● TASK INPUTS
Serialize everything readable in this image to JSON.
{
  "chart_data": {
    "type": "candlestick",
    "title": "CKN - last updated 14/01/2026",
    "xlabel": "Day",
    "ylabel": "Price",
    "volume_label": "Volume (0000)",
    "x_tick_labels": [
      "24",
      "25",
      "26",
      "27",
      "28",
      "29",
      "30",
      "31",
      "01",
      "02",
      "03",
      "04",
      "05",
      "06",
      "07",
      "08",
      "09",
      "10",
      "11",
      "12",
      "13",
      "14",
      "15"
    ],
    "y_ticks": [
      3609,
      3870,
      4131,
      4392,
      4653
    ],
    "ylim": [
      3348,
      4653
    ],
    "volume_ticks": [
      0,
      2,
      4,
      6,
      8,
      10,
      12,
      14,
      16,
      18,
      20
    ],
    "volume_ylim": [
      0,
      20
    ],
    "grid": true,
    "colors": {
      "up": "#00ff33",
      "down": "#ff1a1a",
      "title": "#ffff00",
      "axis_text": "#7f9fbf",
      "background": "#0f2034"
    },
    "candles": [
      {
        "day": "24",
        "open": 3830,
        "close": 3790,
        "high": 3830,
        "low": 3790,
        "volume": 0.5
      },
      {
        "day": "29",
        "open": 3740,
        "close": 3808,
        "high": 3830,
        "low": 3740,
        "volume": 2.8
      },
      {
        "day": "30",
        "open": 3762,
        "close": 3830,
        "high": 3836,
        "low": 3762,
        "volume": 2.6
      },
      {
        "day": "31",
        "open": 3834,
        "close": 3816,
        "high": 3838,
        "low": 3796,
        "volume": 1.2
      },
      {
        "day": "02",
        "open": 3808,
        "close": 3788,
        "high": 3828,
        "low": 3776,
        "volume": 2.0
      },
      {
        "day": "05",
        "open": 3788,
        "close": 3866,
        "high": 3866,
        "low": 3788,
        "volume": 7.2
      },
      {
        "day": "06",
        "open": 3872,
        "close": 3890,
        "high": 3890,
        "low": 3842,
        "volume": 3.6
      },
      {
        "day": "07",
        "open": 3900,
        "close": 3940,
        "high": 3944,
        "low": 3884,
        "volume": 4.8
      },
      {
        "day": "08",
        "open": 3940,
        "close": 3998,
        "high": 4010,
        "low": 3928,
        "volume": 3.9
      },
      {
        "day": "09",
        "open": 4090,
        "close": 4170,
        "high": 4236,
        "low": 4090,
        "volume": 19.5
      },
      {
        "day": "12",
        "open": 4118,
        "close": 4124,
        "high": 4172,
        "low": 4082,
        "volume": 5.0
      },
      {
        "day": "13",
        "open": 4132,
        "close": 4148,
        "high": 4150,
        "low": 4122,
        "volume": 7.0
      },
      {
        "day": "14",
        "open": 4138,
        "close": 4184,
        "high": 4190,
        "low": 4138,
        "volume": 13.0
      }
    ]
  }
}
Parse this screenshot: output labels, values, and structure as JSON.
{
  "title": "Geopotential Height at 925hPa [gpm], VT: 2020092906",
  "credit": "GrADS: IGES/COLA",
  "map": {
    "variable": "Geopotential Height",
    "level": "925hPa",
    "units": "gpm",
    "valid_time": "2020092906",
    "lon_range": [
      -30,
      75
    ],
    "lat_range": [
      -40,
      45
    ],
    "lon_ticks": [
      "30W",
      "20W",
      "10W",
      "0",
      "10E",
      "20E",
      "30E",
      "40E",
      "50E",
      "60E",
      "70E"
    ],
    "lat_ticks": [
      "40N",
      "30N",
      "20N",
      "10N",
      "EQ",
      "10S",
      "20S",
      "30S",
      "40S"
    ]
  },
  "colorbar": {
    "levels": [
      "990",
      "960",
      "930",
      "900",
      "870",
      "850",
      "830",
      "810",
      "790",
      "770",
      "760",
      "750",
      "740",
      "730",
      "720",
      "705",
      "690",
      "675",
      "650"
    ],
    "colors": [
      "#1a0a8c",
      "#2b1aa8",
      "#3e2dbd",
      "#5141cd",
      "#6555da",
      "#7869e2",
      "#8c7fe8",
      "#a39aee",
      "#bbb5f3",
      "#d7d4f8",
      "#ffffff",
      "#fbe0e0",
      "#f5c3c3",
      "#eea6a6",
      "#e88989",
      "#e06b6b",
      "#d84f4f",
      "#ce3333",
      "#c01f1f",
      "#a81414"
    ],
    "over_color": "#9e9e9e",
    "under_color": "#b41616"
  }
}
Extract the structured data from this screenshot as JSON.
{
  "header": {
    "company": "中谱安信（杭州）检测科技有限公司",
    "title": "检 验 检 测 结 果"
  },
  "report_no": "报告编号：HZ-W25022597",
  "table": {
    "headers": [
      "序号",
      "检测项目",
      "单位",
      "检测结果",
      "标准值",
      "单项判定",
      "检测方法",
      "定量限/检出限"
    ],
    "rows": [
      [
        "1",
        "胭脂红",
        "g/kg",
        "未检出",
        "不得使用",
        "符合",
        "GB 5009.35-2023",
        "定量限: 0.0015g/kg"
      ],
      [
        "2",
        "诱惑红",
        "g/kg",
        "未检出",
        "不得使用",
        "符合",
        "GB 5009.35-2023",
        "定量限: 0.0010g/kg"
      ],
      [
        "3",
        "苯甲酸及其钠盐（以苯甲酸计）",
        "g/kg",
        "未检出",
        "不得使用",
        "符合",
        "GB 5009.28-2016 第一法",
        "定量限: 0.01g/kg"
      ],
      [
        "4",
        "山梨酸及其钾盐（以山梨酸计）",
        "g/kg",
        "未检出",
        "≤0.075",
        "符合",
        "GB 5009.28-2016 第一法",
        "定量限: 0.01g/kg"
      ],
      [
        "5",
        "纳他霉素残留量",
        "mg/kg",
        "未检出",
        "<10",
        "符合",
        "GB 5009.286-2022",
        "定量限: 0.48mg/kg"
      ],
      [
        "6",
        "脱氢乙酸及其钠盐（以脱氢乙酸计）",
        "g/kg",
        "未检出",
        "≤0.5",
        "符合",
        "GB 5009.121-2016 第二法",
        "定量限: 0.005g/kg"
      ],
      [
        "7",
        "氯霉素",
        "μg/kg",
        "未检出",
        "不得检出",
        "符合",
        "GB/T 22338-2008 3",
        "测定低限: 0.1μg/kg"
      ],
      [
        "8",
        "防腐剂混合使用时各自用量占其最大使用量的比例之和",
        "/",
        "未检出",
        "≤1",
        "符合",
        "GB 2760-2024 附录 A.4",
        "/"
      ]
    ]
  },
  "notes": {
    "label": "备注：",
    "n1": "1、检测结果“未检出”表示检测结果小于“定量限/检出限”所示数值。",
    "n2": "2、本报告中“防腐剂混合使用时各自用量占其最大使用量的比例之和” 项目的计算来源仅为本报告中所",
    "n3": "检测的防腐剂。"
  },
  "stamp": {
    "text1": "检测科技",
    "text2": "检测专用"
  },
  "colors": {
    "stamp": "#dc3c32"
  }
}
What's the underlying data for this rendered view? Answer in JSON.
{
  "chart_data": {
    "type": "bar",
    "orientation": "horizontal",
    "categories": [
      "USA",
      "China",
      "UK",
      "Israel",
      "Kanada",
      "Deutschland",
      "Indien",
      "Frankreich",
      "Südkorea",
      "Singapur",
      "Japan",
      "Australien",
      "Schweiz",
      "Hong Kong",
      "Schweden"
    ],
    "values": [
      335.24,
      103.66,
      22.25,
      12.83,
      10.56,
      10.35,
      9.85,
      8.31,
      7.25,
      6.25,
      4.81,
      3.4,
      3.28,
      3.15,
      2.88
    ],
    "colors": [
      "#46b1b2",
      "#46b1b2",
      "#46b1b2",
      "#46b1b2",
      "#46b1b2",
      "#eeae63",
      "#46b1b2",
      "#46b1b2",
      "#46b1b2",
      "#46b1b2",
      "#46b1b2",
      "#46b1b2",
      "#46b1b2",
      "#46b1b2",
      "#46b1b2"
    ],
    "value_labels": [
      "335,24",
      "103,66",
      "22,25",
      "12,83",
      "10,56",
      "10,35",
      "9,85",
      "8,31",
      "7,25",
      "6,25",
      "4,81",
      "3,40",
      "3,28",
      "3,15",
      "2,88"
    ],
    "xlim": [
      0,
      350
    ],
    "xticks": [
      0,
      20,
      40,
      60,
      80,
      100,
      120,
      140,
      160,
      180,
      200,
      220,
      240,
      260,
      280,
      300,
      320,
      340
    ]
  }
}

● DIRECTIVE
Report only the number of lines in the listing that contain the word "values".

● FINAL ANSWER
2